───── Provided data

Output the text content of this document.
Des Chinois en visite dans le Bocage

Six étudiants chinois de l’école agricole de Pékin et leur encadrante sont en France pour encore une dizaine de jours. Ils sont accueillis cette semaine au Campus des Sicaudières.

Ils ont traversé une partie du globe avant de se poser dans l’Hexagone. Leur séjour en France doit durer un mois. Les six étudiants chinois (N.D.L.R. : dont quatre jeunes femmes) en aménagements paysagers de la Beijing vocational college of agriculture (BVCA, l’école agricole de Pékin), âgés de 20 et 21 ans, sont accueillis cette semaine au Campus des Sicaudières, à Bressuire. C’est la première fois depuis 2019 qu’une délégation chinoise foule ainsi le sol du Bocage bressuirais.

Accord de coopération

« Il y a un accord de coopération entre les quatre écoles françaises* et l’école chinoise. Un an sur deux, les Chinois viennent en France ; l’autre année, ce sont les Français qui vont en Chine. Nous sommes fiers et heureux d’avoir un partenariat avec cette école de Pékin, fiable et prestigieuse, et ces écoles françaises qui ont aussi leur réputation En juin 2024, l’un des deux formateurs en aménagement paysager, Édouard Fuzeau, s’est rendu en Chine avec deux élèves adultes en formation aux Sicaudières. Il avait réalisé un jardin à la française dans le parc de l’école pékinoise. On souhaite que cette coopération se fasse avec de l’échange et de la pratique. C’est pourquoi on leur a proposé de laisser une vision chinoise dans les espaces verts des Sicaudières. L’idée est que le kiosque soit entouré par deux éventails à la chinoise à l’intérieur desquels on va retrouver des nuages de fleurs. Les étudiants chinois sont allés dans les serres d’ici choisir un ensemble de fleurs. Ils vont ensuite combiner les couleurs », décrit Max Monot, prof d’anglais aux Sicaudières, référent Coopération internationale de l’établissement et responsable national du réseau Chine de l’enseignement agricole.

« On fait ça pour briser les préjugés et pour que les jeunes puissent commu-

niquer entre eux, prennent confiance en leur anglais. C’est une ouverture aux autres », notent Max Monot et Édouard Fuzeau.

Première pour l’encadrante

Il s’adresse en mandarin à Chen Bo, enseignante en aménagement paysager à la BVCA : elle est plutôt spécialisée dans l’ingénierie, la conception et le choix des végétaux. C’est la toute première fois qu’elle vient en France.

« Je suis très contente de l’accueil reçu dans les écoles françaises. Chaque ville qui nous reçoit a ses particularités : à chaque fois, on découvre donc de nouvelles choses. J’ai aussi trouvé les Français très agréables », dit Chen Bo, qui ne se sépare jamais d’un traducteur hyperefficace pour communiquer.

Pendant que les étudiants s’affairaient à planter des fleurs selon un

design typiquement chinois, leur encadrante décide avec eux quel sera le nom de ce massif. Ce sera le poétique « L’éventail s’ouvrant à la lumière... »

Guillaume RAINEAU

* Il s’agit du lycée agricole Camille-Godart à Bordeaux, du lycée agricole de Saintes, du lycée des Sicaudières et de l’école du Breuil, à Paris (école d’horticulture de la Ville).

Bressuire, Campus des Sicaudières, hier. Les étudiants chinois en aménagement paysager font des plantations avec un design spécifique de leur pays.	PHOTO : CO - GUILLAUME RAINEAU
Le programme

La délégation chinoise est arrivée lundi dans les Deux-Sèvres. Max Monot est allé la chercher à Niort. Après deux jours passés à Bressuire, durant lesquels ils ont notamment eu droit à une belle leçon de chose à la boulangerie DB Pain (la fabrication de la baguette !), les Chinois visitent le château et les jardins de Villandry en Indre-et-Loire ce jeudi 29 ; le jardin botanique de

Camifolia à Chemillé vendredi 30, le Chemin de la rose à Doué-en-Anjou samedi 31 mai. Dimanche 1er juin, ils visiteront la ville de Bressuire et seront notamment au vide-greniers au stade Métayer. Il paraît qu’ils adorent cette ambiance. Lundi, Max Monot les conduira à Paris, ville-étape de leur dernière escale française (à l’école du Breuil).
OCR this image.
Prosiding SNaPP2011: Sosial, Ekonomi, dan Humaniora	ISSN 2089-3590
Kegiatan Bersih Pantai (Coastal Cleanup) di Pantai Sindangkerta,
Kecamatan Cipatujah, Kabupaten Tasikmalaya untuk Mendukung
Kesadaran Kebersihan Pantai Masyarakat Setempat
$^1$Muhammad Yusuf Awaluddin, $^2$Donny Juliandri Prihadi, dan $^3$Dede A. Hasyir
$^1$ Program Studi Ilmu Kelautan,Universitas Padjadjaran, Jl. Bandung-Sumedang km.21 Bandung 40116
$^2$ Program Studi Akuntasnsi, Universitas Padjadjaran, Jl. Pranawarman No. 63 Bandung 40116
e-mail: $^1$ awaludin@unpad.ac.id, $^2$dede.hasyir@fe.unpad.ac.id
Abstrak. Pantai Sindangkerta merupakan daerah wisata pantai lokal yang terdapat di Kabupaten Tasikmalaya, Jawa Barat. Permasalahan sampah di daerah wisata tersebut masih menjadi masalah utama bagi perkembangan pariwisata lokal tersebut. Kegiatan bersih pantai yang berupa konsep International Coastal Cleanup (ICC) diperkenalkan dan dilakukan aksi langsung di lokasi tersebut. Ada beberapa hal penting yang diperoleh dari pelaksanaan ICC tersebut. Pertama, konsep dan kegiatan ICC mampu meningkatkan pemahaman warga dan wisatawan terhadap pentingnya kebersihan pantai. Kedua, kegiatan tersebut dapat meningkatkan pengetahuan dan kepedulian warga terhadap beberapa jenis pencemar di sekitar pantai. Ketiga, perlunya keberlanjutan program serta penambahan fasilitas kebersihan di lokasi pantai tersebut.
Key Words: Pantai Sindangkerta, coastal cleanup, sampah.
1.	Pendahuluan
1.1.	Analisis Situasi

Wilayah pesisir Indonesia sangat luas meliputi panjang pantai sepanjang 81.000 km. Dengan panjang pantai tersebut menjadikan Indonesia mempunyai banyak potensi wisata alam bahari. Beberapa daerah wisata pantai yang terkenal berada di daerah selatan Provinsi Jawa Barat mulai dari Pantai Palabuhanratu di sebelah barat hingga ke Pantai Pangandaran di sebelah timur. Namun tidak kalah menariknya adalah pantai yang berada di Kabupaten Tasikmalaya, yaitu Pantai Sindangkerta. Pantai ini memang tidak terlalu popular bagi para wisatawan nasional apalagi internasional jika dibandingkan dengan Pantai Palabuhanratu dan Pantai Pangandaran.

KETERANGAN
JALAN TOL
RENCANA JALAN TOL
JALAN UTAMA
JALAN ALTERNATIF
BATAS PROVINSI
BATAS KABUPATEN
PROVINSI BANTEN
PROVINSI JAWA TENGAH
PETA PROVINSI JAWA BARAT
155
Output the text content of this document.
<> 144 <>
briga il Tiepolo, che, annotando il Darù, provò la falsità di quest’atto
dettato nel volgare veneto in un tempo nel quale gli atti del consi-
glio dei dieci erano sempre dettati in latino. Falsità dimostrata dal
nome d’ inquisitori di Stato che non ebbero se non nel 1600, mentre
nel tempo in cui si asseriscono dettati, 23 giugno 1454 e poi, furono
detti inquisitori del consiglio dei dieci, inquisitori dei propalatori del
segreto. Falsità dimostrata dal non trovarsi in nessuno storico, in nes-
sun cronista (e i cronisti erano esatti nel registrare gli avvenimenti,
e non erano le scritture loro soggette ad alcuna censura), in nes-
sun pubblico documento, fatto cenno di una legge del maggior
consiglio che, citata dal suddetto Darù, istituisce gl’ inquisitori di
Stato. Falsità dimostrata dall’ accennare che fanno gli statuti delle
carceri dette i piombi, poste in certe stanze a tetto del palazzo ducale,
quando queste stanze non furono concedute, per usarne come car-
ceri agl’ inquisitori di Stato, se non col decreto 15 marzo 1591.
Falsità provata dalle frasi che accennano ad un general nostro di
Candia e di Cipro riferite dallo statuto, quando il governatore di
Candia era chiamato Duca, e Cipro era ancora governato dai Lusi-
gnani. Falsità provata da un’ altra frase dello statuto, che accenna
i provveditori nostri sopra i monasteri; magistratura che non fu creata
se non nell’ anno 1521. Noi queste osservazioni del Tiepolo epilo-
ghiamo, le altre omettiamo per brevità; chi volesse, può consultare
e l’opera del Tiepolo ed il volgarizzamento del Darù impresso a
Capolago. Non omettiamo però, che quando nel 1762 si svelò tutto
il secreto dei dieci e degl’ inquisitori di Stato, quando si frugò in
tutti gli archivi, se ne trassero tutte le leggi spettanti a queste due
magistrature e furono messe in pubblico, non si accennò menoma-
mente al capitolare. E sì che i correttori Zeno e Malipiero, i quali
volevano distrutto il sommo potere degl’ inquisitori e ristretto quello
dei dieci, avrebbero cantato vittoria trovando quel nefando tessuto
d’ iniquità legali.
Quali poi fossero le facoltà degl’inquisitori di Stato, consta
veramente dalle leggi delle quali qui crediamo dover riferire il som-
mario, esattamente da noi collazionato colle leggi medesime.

──────────

*Description of the task*
In the records above, find the lines containing "consiglio" and copy them.

*Written answer*
detti inquisitori del consiglio dei dieci, inquisitori dei propalatori del
consiglio che, citata dal suddetto Darù, istituisce gl’ inquisitori di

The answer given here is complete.